■ **GOAL OF THE EXERCISE**
Which lines hold the word "text"? Copy each of them from the material.

Figure record extracts:
/---

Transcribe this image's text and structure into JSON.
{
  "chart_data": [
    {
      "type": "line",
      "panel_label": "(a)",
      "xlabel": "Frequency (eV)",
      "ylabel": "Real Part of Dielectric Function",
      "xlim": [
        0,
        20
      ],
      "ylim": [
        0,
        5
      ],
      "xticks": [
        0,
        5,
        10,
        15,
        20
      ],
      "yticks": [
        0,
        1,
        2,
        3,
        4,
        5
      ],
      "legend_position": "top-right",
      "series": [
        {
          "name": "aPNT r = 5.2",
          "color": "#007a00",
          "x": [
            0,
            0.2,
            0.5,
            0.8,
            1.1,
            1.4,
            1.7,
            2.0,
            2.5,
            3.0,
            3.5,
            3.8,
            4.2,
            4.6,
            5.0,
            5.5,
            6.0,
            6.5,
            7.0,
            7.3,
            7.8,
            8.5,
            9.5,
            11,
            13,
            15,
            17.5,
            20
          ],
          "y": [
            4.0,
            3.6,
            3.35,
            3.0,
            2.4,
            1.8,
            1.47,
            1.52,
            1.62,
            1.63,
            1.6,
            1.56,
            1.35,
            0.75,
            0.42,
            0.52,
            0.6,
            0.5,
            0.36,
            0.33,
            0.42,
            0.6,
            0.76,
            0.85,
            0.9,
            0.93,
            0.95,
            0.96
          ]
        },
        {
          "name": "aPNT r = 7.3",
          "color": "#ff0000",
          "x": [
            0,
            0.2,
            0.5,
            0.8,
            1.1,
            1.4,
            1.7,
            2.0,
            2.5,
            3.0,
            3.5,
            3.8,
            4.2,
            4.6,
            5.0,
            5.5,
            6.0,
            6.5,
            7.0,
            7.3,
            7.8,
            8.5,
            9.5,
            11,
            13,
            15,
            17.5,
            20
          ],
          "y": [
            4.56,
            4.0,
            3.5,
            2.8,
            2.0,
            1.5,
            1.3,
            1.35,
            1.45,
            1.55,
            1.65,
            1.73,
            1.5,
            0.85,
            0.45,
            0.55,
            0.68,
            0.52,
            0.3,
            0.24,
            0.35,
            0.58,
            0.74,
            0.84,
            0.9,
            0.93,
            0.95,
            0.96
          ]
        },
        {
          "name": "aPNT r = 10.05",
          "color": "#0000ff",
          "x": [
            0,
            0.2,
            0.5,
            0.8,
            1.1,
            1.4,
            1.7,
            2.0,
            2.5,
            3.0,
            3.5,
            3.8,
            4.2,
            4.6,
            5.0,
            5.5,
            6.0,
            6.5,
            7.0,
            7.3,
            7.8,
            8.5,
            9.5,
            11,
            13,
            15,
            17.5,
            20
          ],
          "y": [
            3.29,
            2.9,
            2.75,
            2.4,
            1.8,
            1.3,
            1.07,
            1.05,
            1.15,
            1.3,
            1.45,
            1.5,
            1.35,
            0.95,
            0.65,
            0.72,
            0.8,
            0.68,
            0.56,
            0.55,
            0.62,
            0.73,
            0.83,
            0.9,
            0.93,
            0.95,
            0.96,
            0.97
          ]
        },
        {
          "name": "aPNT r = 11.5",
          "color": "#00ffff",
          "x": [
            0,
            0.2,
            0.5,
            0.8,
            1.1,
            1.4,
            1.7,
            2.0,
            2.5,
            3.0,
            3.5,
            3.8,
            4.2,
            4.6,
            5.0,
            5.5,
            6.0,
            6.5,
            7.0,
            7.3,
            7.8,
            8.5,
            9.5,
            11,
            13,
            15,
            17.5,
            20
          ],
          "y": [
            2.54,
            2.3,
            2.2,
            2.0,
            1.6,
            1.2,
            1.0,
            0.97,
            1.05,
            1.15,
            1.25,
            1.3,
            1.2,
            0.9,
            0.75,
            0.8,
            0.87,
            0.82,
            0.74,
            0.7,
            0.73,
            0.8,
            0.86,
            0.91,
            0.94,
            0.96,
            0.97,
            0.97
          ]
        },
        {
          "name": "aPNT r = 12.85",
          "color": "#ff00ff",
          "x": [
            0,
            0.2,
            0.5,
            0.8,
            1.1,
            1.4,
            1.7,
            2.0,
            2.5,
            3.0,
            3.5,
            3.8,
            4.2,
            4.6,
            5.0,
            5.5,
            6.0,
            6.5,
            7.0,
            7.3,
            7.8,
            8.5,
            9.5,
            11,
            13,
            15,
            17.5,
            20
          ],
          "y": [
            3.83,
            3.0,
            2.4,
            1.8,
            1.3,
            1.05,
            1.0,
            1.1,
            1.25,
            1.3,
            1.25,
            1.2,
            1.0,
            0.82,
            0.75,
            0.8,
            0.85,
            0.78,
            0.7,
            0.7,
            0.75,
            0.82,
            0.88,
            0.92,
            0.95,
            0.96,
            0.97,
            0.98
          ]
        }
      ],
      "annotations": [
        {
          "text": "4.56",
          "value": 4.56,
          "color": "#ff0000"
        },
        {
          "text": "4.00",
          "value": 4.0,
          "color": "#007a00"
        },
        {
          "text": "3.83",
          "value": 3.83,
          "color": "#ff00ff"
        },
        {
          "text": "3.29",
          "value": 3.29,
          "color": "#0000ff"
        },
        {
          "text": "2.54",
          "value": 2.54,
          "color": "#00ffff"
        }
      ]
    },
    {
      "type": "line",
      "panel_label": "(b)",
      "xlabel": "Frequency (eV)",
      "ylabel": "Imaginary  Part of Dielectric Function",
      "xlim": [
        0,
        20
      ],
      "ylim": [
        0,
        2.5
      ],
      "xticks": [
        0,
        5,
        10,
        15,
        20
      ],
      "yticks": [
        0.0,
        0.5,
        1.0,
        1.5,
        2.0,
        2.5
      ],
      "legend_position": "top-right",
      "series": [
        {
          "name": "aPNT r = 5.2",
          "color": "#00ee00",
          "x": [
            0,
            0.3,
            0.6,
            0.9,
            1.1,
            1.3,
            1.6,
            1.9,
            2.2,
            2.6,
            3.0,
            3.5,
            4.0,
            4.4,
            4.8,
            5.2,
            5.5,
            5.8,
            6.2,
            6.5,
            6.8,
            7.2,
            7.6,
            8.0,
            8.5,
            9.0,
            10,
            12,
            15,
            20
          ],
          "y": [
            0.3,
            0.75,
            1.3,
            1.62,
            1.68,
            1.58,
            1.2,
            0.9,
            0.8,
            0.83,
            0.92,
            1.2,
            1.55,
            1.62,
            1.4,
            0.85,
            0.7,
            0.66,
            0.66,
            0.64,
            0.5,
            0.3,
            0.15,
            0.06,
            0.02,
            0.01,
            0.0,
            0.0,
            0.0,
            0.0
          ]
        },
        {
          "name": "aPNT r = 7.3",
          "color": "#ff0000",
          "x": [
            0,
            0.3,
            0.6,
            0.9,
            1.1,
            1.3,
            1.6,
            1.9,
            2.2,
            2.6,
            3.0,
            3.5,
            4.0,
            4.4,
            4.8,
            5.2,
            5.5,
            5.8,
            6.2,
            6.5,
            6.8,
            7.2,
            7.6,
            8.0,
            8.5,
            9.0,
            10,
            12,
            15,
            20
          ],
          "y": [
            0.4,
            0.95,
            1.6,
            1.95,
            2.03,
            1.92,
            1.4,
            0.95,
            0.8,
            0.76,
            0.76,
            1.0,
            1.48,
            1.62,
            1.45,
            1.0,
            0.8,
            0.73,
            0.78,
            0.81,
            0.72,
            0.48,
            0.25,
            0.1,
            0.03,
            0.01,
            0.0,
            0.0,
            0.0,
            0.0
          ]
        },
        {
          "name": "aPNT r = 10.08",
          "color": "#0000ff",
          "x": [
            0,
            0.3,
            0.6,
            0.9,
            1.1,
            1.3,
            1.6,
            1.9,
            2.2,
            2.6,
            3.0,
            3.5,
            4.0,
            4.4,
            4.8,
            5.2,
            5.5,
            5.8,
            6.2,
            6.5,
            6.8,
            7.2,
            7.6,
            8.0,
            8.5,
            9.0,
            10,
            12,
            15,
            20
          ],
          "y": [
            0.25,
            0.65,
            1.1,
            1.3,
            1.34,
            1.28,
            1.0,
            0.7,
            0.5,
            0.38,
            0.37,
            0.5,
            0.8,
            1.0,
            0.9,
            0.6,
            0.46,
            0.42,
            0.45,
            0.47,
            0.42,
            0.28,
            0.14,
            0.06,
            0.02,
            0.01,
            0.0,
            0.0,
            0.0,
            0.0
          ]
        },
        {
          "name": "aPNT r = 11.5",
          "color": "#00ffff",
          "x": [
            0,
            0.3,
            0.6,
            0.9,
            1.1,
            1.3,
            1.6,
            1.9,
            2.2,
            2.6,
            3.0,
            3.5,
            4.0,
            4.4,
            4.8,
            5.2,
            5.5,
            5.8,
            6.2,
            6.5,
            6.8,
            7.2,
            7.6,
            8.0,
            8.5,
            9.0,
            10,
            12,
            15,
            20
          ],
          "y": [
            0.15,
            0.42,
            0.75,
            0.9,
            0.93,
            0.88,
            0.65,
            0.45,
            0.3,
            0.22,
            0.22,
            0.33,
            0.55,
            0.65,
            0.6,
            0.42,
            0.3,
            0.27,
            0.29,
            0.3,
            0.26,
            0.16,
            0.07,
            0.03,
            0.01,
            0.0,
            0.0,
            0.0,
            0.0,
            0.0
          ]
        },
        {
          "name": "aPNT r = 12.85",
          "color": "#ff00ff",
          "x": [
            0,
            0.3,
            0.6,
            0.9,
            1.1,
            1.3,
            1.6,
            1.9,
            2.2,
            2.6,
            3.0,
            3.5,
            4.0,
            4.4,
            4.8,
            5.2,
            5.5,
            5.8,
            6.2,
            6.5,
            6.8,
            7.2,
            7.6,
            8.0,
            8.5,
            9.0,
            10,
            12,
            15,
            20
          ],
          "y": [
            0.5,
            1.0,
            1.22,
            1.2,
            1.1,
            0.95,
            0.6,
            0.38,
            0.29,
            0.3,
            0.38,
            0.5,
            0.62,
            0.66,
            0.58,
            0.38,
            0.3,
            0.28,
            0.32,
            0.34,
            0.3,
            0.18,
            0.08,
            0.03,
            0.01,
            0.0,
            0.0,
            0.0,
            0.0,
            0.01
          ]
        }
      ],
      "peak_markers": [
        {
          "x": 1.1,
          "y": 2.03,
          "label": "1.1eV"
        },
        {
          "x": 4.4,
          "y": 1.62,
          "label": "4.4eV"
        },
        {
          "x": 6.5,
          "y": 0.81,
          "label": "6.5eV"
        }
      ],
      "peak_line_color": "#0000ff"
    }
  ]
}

\---

■ **RESULT OF THE TASK**
Transcribe this image's text and structure into JSON.
          "text": "4.56",
          "text": "4.00",
          "text": "3.83",
          "text": "3.29",
          "text": "2.54",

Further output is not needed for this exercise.